*Goal of the exercise*
In the entries that follow, find the word "screenshot" and report each line it is on.

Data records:
= = = = =
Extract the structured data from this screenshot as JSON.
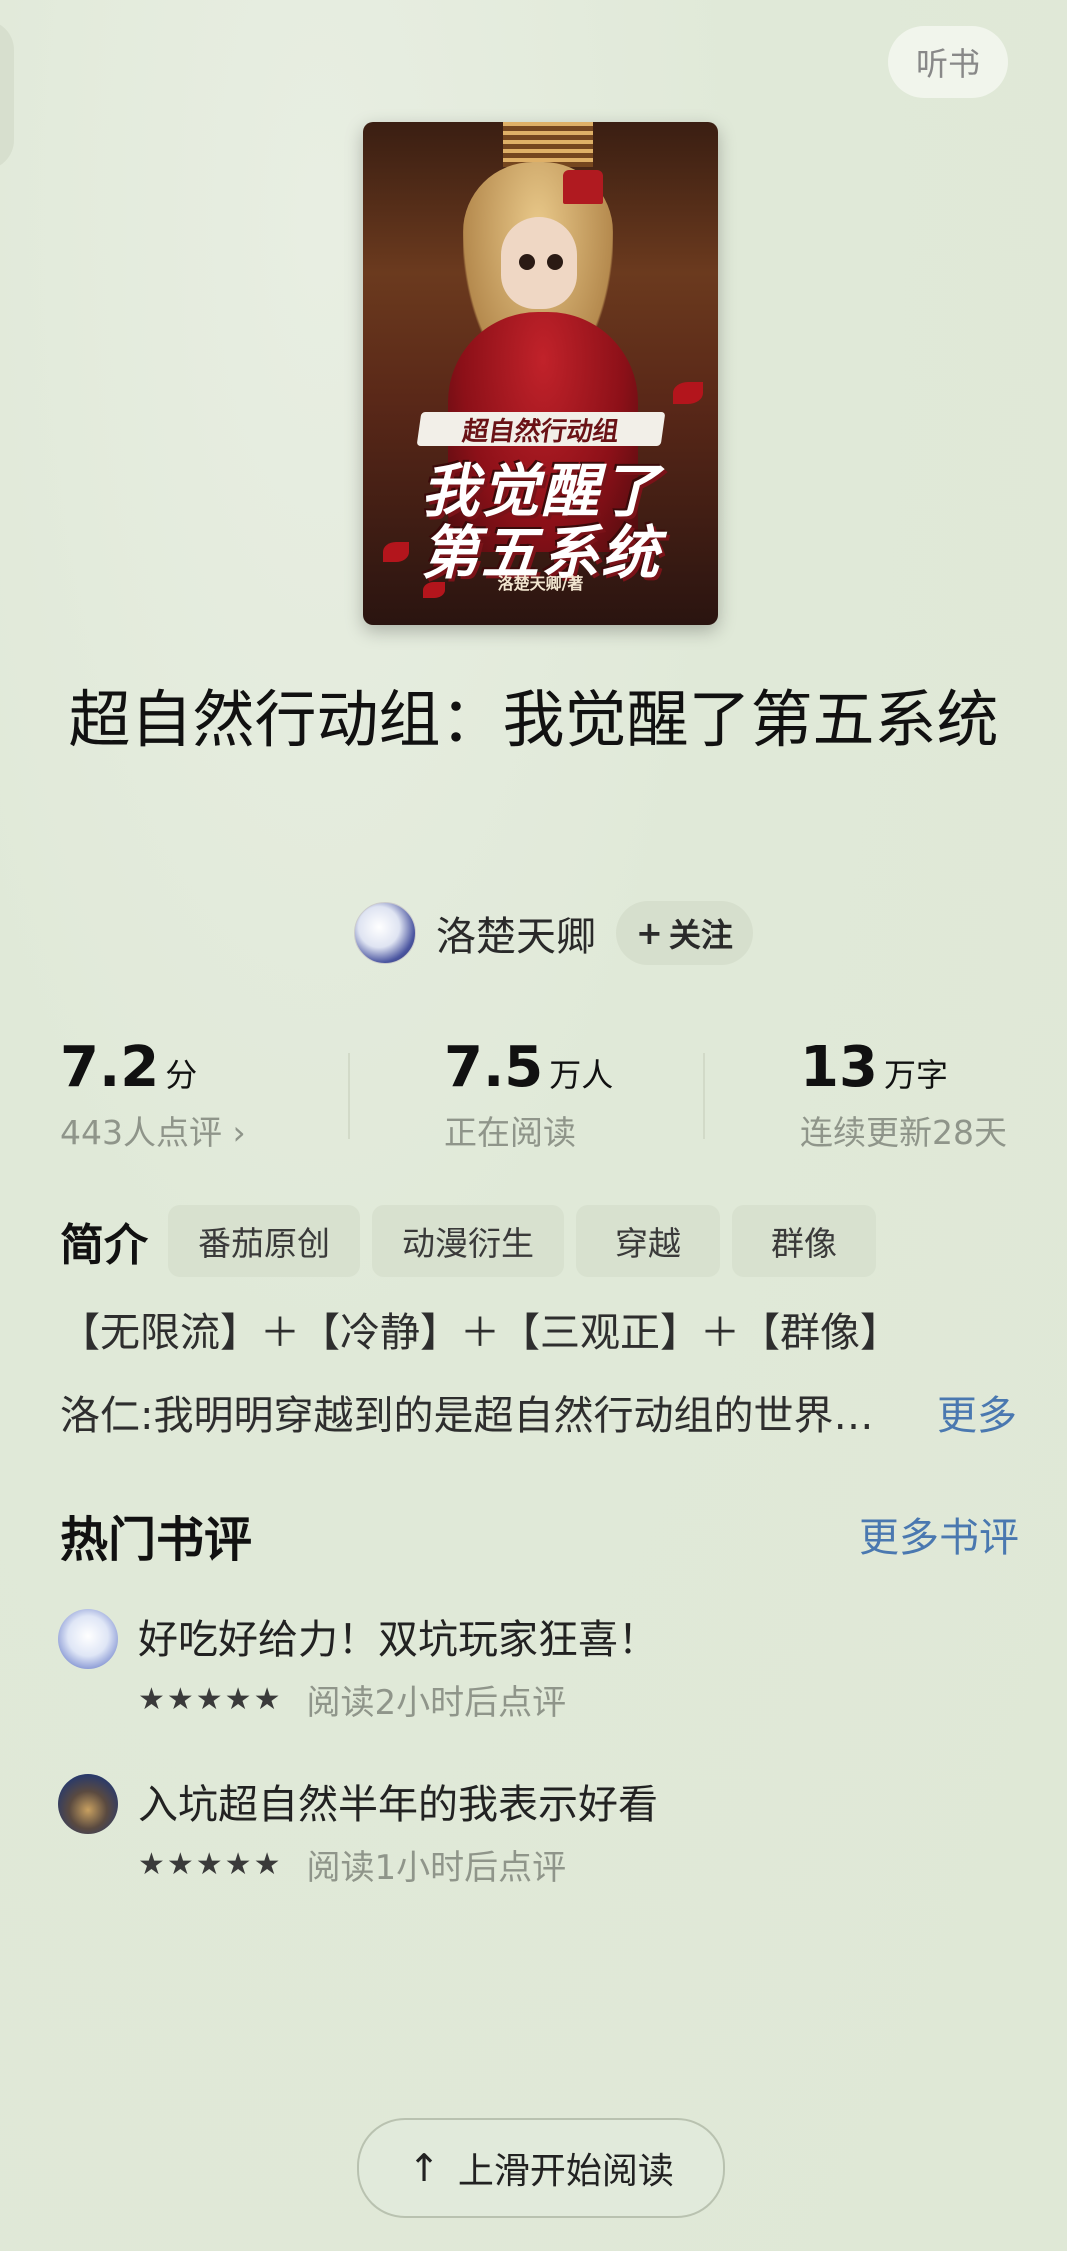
{
  "header": {
    "listen_label": "听书"
  },
  "cover": {
    "series_label": "超自然行动组",
    "title_line1": "我觉醒了",
    "title_line2": "第五系统",
    "author_credit": "洛楚天卿/著"
  },
  "book": {
    "title": "超自然行动组：我觉醒了第五系统",
    "author": "洛楚天卿",
    "follow_label": "关注",
    "follow_icon": "plus-icon"
  },
  "stats": [
    {
      "value": "7.2",
      "unit": "分",
      "sub": "443人点评 ›"
    },
    {
      "value": "7.5",
      "unit": "万人",
      "sub": "正在阅读"
    },
    {
      "value": "13",
      "unit": "万字",
      "sub": "连续更新28天"
    }
  ],
  "intro": {
    "label": "简介",
    "tags": [
      "番茄原创",
      "动漫衍生",
      "穿越",
      "群像"
    ],
    "line1": "【无限流】＋【冷静】＋【三观正】＋【群像】",
    "line2": "洛仁:我明明穿越到的是超自然行动组的世界…",
    "more_label": "更多"
  },
  "reviews": {
    "title": "热门书评",
    "more_label": "更多书评",
    "items": [
      {
        "text": "好吃好给力！双坑玩家狂喜！",
        "stars": "★★★★★",
        "time": "阅读2小时后点评"
      },
      {
        "text": "入坑超自然半年的我表示好看",
        "stars": "★★★★★",
        "time": "阅读1小时后点评"
      }
    ]
  },
  "footer": {
    "start_label": "上滑开始阅读",
    "arrow_icon": "arrow-up-icon"
  }
}
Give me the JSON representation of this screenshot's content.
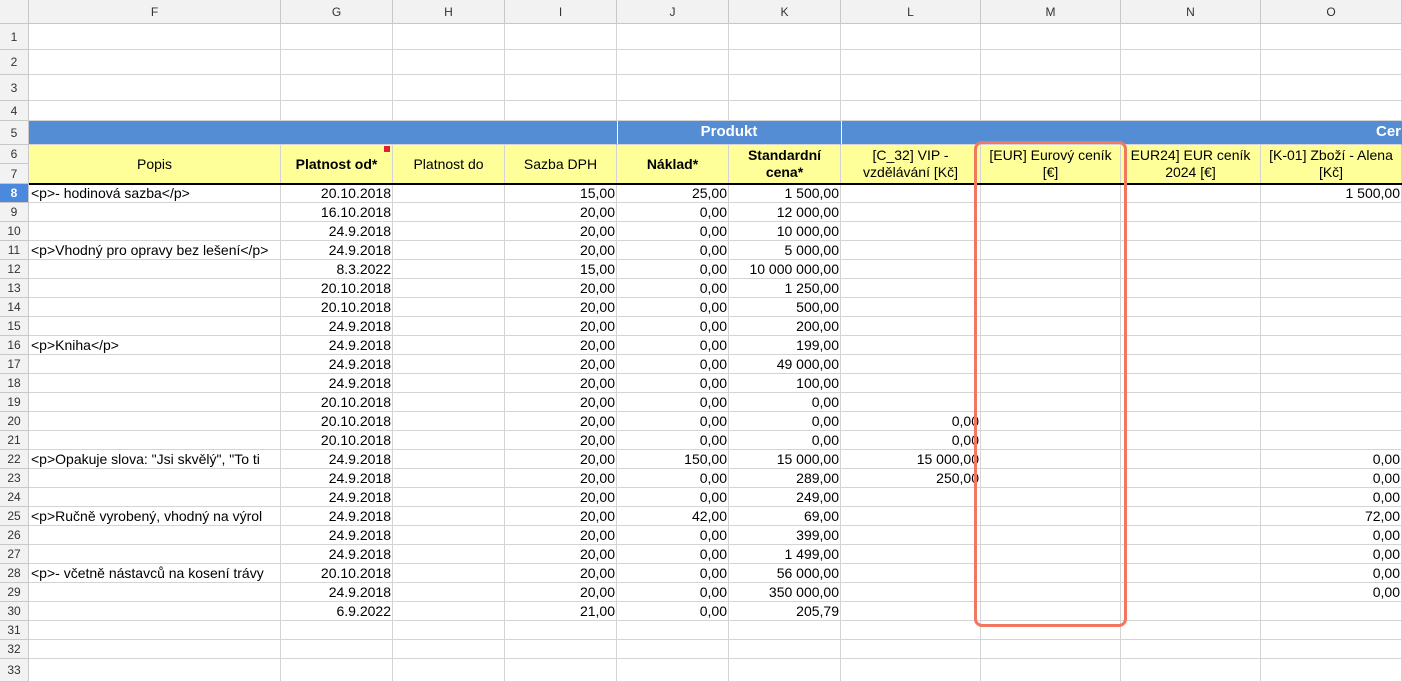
{
  "columns": [
    "F",
    "G",
    "H",
    "I",
    "J",
    "K",
    "L",
    "M",
    "N",
    "O"
  ],
  "row_numbers": [
    "1",
    "2",
    "3",
    "4",
    "5",
    "6",
    "7",
    "8",
    "9",
    "10",
    "11",
    "12",
    "13",
    "14",
    "15",
    "16",
    "17",
    "18",
    "19",
    "20",
    "21",
    "22",
    "23",
    "24",
    "25",
    "26",
    "27",
    "28",
    "29",
    "30",
    "31",
    "32",
    "33"
  ],
  "selected_row": "8",
  "band": {
    "produkt": "Produkt",
    "cenik": "Cer"
  },
  "headers": {
    "popis": "Popis",
    "platnost_od": "Platnost od*",
    "platnost_do": "Platnost do",
    "sazba_dph": "Sazba DPH",
    "naklad": "Náklad*",
    "standardni_cena": "Standardní cena*",
    "vip": "[C_32] VIP - vzdělávání [Kč]",
    "eur": "[EUR] Eurový ceník [€]",
    "eur24": "EUR24] EUR ceník 2024 [€]",
    "k01": "[K-01] Zboží - Alena [Kč]"
  },
  "rows": [
    {
      "popis": "<p>- hodinová sazba</p>",
      "od": "20.10.2018",
      "sazba": "15,00",
      "naklad": "25,00",
      "cena": "1 500,00",
      "vip": "",
      "k01": "1 500,00"
    },
    {
      "popis": "",
      "od": "16.10.2018",
      "sazba": "20,00",
      "naklad": "0,00",
      "cena": "12 000,00",
      "vip": "",
      "k01": ""
    },
    {
      "popis": "",
      "od": "24.9.2018",
      "sazba": "20,00",
      "naklad": "0,00",
      "cena": "10 000,00",
      "vip": "",
      "k01": ""
    },
    {
      "popis": "<p>Vhodný pro opravy bez lešení</p>",
      "od": "24.9.2018",
      "sazba": "20,00",
      "naklad": "0,00",
      "cena": "5 000,00",
      "vip": "",
      "k01": ""
    },
    {
      "popis": "",
      "od": "8.3.2022",
      "sazba": "15,00",
      "naklad": "0,00",
      "cena": "10 000 000,00",
      "vip": "",
      "k01": ""
    },
    {
      "popis": "",
      "od": "20.10.2018",
      "sazba": "20,00",
      "naklad": "0,00",
      "cena": "1 250,00",
      "vip": "",
      "k01": ""
    },
    {
      "popis": "",
      "od": "20.10.2018",
      "sazba": "20,00",
      "naklad": "0,00",
      "cena": "500,00",
      "vip": "",
      "k01": ""
    },
    {
      "popis": "",
      "od": "24.9.2018",
      "sazba": "20,00",
      "naklad": "0,00",
      "cena": "200,00",
      "vip": "",
      "k01": ""
    },
    {
      "popis": "<p>Kniha</p>",
      "od": "24.9.2018",
      "sazba": "20,00",
      "naklad": "0,00",
      "cena": "199,00",
      "vip": "",
      "k01": ""
    },
    {
      "popis": "",
      "od": "24.9.2018",
      "sazba": "20,00",
      "naklad": "0,00",
      "cena": "49 000,00",
      "vip": "",
      "k01": ""
    },
    {
      "popis": "",
      "od": "24.9.2018",
      "sazba": "20,00",
      "naklad": "0,00",
      "cena": "100,00",
      "vip": "",
      "k01": ""
    },
    {
      "popis": "",
      "od": "20.10.2018",
      "sazba": "20,00",
      "naklad": "0,00",
      "cena": "0,00",
      "vip": "",
      "k01": ""
    },
    {
      "popis": "",
      "od": "20.10.2018",
      "sazba": "20,00",
      "naklad": "0,00",
      "cena": "0,00",
      "vip": "0,00",
      "k01": ""
    },
    {
      "popis": "",
      "od": "20.10.2018",
      "sazba": "20,00",
      "naklad": "0,00",
      "cena": "0,00",
      "vip": "0,00",
      "k01": ""
    },
    {
      "popis": "<p>Opakuje slova: \"Jsi skvělý\", \"To ti",
      "od": "24.9.2018",
      "sazba": "20,00",
      "naklad": "150,00",
      "cena": "15 000,00",
      "vip": "15 000,00",
      "k01": "0,00"
    },
    {
      "popis": "",
      "od": "24.9.2018",
      "sazba": "20,00",
      "naklad": "0,00",
      "cena": "289,00",
      "vip": "250,00",
      "k01": "0,00"
    },
    {
      "popis": "",
      "od": "24.9.2018",
      "sazba": "20,00",
      "naklad": "0,00",
      "cena": "249,00",
      "vip": "",
      "k01": "0,00"
    },
    {
      "popis": "<p>Ručně vyrobený, vhodný na výrol",
      "od": "24.9.2018",
      "sazba": "20,00",
      "naklad": "42,00",
      "cena": "69,00",
      "vip": "",
      "k01": "72,00"
    },
    {
      "popis": "",
      "od": "24.9.2018",
      "sazba": "20,00",
      "naklad": "0,00",
      "cena": "399,00",
      "vip": "",
      "k01": "0,00"
    },
    {
      "popis": "",
      "od": "24.9.2018",
      "sazba": "20,00",
      "naklad": "0,00",
      "cena": "1 499,00",
      "vip": "",
      "k01": "0,00"
    },
    {
      "popis": "<p>- včetně nástavců na kosení trávy",
      "od": "20.10.2018",
      "sazba": "20,00",
      "naklad": "0,00",
      "cena": "56 000,00",
      "vip": "",
      "k01": "0,00"
    },
    {
      "popis": "",
      "od": "24.9.2018",
      "sazba": "20,00",
      "naklad": "0,00",
      "cena": "350 000,00",
      "vip": "",
      "k01": "0,00"
    },
    {
      "popis": "",
      "od": "6.9.2022",
      "sazba": "21,00",
      "naklad": "0,00",
      "cena": "205,79",
      "vip": "",
      "k01": ""
    }
  ],
  "colors": {
    "header_band": "#548dd4",
    "header_fill": "#ffff99",
    "highlight": "#f07860",
    "selected_row": "#4a89dc"
  }
}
= = = = =
*Exercise response*
Extract the structured data from this screenshot as JSON.
Give me the JSON representation of this screenshot's content.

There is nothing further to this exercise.